• Requirements:
Please reproduce the records below word for word, leaving out the pictures.

• Materials provided:
○ ○ ○ ○ ○

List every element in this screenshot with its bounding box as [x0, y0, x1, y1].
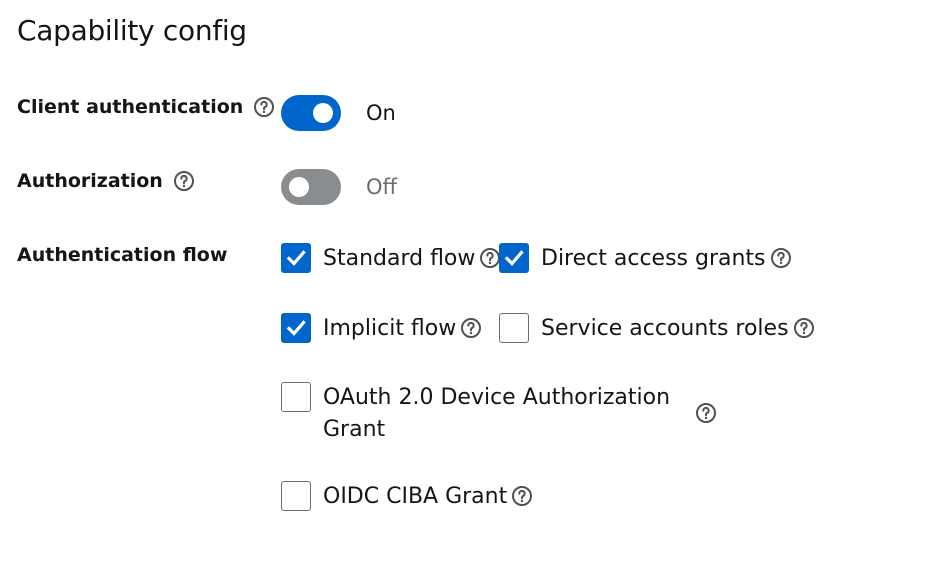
oauth-device-authorization-grant-option[interactable]: OAuth 2.0 Device Authorization Grant: [281, 382, 717, 446]
checkmark-icon: [504, 250, 524, 266]
switch-knob: [289, 177, 309, 197]
authorization-switch-row[interactable]: Off: [281, 169, 397, 205]
authentication-flow-label: Authentication flow: [17, 244, 228, 266]
oauth-device-authorization-grant-label-line2: Grant: [323, 417, 386, 442]
service-accounts-roles-help-icon[interactable]: [793, 317, 815, 339]
client-authentication-state: On: [366, 101, 396, 125]
service-accounts-roles-checkbox[interactable]: [499, 313, 529, 343]
oidc-ciba-grant-help-icon[interactable]: [511, 485, 533, 507]
oauth-device-authorization-grant-checkbox[interactable]: [281, 382, 311, 412]
direct-access-grants-option[interactable]: Direct access grants: [499, 243, 792, 275]
implicit-flow-label-wrap: Implicit flow: [323, 313, 482, 345]
checkmark-icon: [286, 250, 306, 266]
oidc-ciba-grant-label: OIDC CIBA Grant: [323, 484, 508, 509]
oidc-ciba-grant-checkbox[interactable]: [281, 481, 311, 511]
direct-access-grants-help-icon[interactable]: [770, 247, 792, 269]
authorization-switch[interactable]: [281, 169, 341, 205]
client-authentication-switch-row[interactable]: On: [281, 95, 396, 131]
implicit-flow-checkbox[interactable]: [281, 313, 311, 343]
service-accounts-roles-label-wrap: Service accounts roles: [541, 313, 815, 345]
standard-flow-checkbox[interactable]: [281, 243, 311, 273]
authorization-label: Authorization: [17, 170, 163, 192]
service-accounts-roles-option[interactable]: Service accounts roles: [499, 313, 815, 345]
authorization-state: Off: [366, 175, 397, 199]
implicit-flow-label: Implicit flow: [323, 316, 457, 341]
direct-access-grants-checkbox[interactable]: [499, 243, 529, 273]
client-authentication-label-row: Client authentication: [17, 96, 275, 118]
section-title: Capability config: [17, 14, 247, 47]
standard-flow-label: Standard flow: [323, 246, 476, 271]
standard-flow-option[interactable]: Standard flow: [281, 243, 501, 275]
direct-access-grants-label: Direct access grants: [541, 246, 766, 271]
direct-access-grants-label-wrap: Direct access grants: [541, 243, 792, 275]
oauth-device-authorization-grant-label-wrap: OAuth 2.0 Device Authorization Grant: [323, 382, 695, 446]
switch-knob: [313, 103, 333, 123]
authorization-help-icon[interactable]: [173, 170, 195, 192]
oauth-device-authorization-grant-label-line1: OAuth 2.0 Device Authorization: [323, 385, 671, 410]
checkmark-icon: [286, 320, 306, 336]
standard-flow-label-wrap: Standard flow: [323, 243, 501, 275]
client-authentication-help-icon[interactable]: [253, 96, 275, 118]
authentication-flow-label-row: Authentication flow: [17, 244, 227, 266]
capability-config-section: Capability config Client authentication …: [0, 0, 950, 575]
oidc-ciba-grant-label-wrap: OIDC CIBA Grant: [323, 481, 533, 513]
implicit-flow-help-icon[interactable]: [460, 317, 482, 339]
implicit-flow-option[interactable]: Implicit flow: [281, 313, 482, 345]
service-accounts-roles-label: Service accounts roles: [541, 316, 789, 341]
client-authentication-label: Client authentication: [17, 96, 244, 118]
oauth-device-authorization-grant-help-icon[interactable]: [695, 402, 717, 424]
oidc-ciba-grant-option[interactable]: OIDC CIBA Grant: [281, 481, 533, 513]
authorization-label-row: Authorization: [17, 170, 195, 192]
client-authentication-switch[interactable]: [281, 95, 341, 131]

○ ○ ○ ○ ○

• Full solution:
List every element in this screenshot with its bounding box as [x0, y0, x1, y1].
oauth-device-authorization-grant-option[interactable]: OAuth 2.0 Device Authorization Grant: [281, 382, 717, 446]
checkmark-icon: [504, 250, 524, 266]
switch-knob: [289, 177, 309, 197]
authorization-switch-row[interactable]: Off: [281, 169, 397, 205]
authentication-flow-label: Authentication flow: [17, 244, 228, 266]
oauth-device-authorization-grant-label-line2: Grant: [323, 417, 386, 442]
service-accounts-roles-help-icon[interactable]: [793, 317, 815, 339]
client-authentication-state: On: [366, 101, 396, 125]
service-accounts-roles-checkbox[interactable]: [499, 313, 529, 343]
oidc-ciba-grant-help-icon[interactable]: [511, 485, 533, 507]
oauth-device-authorization-grant-checkbox[interactable]: [281, 382, 311, 412]
direct-access-grants-option[interactable]: Direct access grants: [499, 243, 792, 275]
implicit-flow-label-wrap: Implicit flow: [323, 313, 482, 345]
checkmark-icon: [286, 250, 306, 266]
oidc-ciba-grant-label: OIDC CIBA Grant: [323, 484, 508, 509]
oidc-ciba-grant-checkbox[interactable]: [281, 481, 311, 511]
direct-access-grants-help-icon[interactable]: [770, 247, 792, 269]
authorization-switch[interactable]: [281, 169, 341, 205]
client-authentication-switch-row[interactable]: On: [281, 95, 396, 131]
implicit-flow-checkbox[interactable]: [281, 313, 311, 343]
service-accounts-roles-label-wrap: Service accounts roles: [541, 313, 815, 345]
standard-flow-checkbox[interactable]: [281, 243, 311, 273]
authorization-label: Authorization: [17, 170, 163, 192]
service-accounts-roles-option[interactable]: Service accounts roles: [499, 313, 815, 345]
authorization-state: Off: [366, 175, 397, 199]
implicit-flow-label: Implicit flow: [323, 316, 457, 341]
direct-access-grants-checkbox[interactable]: [499, 243, 529, 273]
client-authentication-label-row: Client authentication: [17, 96, 275, 118]
section-title: Capability config: [17, 14, 247, 47]
standard-flow-label: Standard flow: [323, 246, 476, 271]
standard-flow-option[interactable]: Standard flow: [281, 243, 501, 275]
direct-access-grants-label: Direct access grants: [541, 246, 766, 271]
direct-access-grants-label-wrap: Direct access grants: [541, 243, 792, 275]
oauth-device-authorization-grant-label-wrap: OAuth 2.0 Device Authorization Grant: [323, 382, 695, 446]
switch-knob: [313, 103, 333, 123]
authorization-help-icon[interactable]: [173, 170, 195, 192]
oauth-device-authorization-grant-label-line1: OAuth 2.0 Device Authorization: [323, 385, 671, 410]
checkmark-icon: [286, 320, 306, 336]
standard-flow-label-wrap: Standard flow: [323, 243, 501, 275]
client-authentication-help-icon[interactable]: [253, 96, 275, 118]
authentication-flow-label-row: Authentication flow: [17, 244, 227, 266]
capability-config-section: Capability config Client authentication …: [0, 0, 950, 575]
oidc-ciba-grant-label-wrap: OIDC CIBA Grant: [323, 481, 533, 513]
implicit-flow-help-icon[interactable]: [460, 317, 482, 339]
implicit-flow-option[interactable]: Implicit flow: [281, 313, 482, 345]
service-accounts-roles-label: Service accounts roles: [541, 316, 789, 341]
client-authentication-label: Client authentication: [17, 96, 244, 118]
oauth-device-authorization-grant-help-icon[interactable]: [695, 402, 717, 424]
oidc-ciba-grant-option[interactable]: OIDC CIBA Grant: [281, 481, 533, 513]
authorization-label-row: Authorization: [17, 170, 195, 192]
client-authentication-switch[interactable]: [281, 95, 341, 131]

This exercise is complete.